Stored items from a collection
┄┄┄┄┄┄┄┄┄┄
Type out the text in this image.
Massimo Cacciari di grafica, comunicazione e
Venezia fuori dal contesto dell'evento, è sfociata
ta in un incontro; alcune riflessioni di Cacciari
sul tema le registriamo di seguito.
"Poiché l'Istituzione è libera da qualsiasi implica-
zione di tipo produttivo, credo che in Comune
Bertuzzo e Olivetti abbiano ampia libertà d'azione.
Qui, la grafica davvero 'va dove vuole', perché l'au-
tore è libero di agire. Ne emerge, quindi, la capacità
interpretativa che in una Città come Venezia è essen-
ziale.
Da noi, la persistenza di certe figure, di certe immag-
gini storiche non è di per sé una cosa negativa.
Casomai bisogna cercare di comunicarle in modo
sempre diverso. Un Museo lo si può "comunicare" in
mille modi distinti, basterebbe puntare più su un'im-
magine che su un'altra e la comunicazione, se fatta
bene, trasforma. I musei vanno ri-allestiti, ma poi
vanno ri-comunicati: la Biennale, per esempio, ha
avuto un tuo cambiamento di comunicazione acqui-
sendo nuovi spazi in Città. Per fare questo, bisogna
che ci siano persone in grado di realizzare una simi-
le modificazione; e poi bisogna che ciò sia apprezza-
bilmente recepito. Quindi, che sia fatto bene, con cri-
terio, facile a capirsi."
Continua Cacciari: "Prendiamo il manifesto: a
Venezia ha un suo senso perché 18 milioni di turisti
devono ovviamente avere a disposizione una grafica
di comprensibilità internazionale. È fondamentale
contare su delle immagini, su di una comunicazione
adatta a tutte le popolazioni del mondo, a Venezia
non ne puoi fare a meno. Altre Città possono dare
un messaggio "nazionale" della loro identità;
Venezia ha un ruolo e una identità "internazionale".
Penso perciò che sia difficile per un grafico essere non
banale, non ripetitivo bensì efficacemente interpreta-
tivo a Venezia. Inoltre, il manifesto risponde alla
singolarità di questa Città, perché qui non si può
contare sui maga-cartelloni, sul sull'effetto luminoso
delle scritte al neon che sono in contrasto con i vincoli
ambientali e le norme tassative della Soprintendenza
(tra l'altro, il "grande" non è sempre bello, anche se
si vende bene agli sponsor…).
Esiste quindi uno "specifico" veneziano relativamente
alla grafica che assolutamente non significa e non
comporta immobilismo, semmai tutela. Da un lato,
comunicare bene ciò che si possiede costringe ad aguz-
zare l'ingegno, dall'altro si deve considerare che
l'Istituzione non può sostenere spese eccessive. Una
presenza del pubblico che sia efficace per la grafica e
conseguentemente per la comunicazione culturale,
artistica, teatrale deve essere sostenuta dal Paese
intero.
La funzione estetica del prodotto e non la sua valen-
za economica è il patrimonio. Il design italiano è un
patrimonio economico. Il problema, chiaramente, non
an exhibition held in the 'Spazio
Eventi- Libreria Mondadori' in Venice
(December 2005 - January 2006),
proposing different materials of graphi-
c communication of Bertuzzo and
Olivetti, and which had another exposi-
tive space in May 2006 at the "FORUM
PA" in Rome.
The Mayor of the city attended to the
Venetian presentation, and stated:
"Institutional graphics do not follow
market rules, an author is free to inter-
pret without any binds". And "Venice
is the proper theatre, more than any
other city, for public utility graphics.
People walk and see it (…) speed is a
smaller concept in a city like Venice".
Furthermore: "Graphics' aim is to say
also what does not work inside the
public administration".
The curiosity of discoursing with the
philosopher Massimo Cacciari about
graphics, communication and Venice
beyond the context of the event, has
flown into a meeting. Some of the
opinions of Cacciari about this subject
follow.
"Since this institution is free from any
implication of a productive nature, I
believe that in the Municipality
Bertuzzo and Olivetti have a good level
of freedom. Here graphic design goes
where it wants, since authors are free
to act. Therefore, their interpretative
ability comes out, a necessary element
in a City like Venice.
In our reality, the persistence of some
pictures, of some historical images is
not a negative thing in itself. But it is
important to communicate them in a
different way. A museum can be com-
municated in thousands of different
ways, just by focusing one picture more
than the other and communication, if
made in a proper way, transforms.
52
┄┄┄┄┄┄┄┄┄┄
Written exercise:
The records above should be duplicated in full, exactly as given.

Solution for this task:
Type out the text in this image.
Massimo Cacciari di grafica, comunicazione e
Venezia fuori dal contesto dell'evento, è sfociata
ta in un incontro; alcune riflessioni di Cacciari
sul tema le registriamo di seguito.
"Poiché l'Istituzione è libera da qualsiasi implica-
zione di tipo produttivo, credo che in Comune
Bertuzzo e Olivetti abbiano ampia libertà d'azione.
Qui, la grafica davvero 'va dove vuole', perché l'au-
tore è libero di agire. Ne emerge, quindi, la capacità
interpretativa che in una Città come Venezia è essen-
ziale.
Da noi, la persistenza di certe figure, di certe immag-
gini storiche non è di per sé una cosa negativa.
Casomai bisogna cercare di comunicarle in modo
sempre diverso. Un Museo lo si può "comunicare" in
mille modi distinti, basterebbe puntare più su un'im-
magine che su un'altra e la comunicazione, se fatta
bene, trasforma. I musei vanno ri-allestiti, ma poi
vanno ri-comunicati: la Biennale, per esempio, ha
avuto un tuo cambiamento di comunicazione acqui-
sendo nuovi spazi in Città. Per fare questo, bisogna
che ci siano persone in grado di realizzare una simi-
le modificazione; e poi bisogna che ciò sia apprezza-
bilmente recepito. Quindi, che sia fatto bene, con cri-
terio, facile a capirsi."
Continua Cacciari: "Prendiamo il manifesto: a
Venezia ha un suo senso perché 18 milioni di turisti
devono ovviamente avere a disposizione una grafica
di comprensibilità internazionale. È fondamentale
contare su delle immagini, su di una comunicazione
adatta a tutte le popolazioni del mondo, a Venezia
non ne puoi fare a meno. Altre Città possono dare
un messaggio "nazionale" della loro identità;
Venezia ha un ruolo e una identità "internazionale".
Penso perciò che sia difficile per un grafico essere non
banale, non ripetitivo bensì efficacemente interpreta-
tivo a Venezia. Inoltre, il manifesto risponde alla
singolarità di questa Città, perché qui non si può
contare sui maga-cartelloni, sul sull'effetto luminoso
delle scritte al neon che sono in contrasto con i vincoli
ambientali e le norme tassative della Soprintendenza
(tra l'altro, il "grande" non è sempre bello, anche se
si vende bene agli sponsor…).
Esiste quindi uno "specifico" veneziano relativamente
alla grafica che assolutamente non significa e non
comporta immobilismo, semmai tutela. Da un lato,
comunicare bene ciò che si possiede costringe ad aguz-
zare l'ingegno, dall'altro si deve considerare che
l'Istituzione non può sostenere spese eccessive. Una
presenza del pubblico che sia efficace per la grafica e
conseguentemente per la comunicazione culturale,
artistica, teatrale deve essere sostenuta dal Paese
intero.
La funzione estetica del prodotto e non la sua valen-
za economica è il patrimonio. Il design italiano è un
patrimonio economico. Il problema, chiaramente, non
an exhibition held in the 'Spazio
Eventi- Libreria Mondadori' in Venice
(December 2005 - January 2006),
proposing different materials of graphi-
c communication of Bertuzzo and
Olivetti, and which had another exposi-
tive space in May 2006 at the "FORUM
PA" in Rome.
The Mayor of the city attended to the
Venetian presentation, and stated:
"Institutional graphics do not follow
market rules, an author is free to inter-
pret without any binds". And "Venice
is the proper theatre, more than any
other city, for public utility graphics.
People walk and see it (…) speed is a
smaller concept in a city like Venice".
Furthermore: "Graphics' aim is to say
also what does not work inside the
public administration".
The curiosity of discoursing with the
philosopher Massimo Cacciari about
graphics, communication and Venice
beyond the context of the event, has
flown into a meeting. Some of the
opinions of Cacciari about this subject
follow.
"Since this institution is free from any
implication of a productive nature, I
believe that in the Municipality
Bertuzzo and Olivetti have a good level
of freedom. Here graphic design goes
where it wants, since authors are free
to act. Therefore, their interpretative
ability comes out, a necessary element
in a City like Venice.
In our reality, the persistence of some
pictures, of some historical images is
not a negative thing in itself. But it is
important to communicate them in a
different way. A museum can be com-
municated in thousands of different
ways, just by focusing one picture more
than the other and communication, if
made in a proper way, transforms.
52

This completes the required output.